╭─ Data extract
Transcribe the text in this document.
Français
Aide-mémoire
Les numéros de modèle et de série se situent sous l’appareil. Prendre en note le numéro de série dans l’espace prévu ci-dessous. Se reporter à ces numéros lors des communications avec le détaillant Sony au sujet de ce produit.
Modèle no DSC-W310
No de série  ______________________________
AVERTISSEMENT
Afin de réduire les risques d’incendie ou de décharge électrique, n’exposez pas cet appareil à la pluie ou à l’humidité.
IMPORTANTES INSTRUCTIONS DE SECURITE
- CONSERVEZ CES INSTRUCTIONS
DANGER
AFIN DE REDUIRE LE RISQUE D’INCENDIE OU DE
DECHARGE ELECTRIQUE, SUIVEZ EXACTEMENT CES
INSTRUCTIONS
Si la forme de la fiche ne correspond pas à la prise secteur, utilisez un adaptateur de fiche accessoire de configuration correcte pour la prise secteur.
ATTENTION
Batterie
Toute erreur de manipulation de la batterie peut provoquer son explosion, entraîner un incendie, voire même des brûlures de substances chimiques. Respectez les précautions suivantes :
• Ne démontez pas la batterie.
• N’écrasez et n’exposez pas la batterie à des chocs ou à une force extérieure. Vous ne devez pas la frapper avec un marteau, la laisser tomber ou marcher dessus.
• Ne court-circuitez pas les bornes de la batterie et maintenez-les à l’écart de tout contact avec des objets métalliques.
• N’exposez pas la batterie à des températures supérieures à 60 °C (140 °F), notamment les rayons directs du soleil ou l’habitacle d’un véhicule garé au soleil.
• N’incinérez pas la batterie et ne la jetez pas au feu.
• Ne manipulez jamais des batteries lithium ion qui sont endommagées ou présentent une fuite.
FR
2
╰─
Given instruction:
State how many lines of the listing above hold the word "INSTRUCTIONS", with nothing but the number.

Expected answer:
3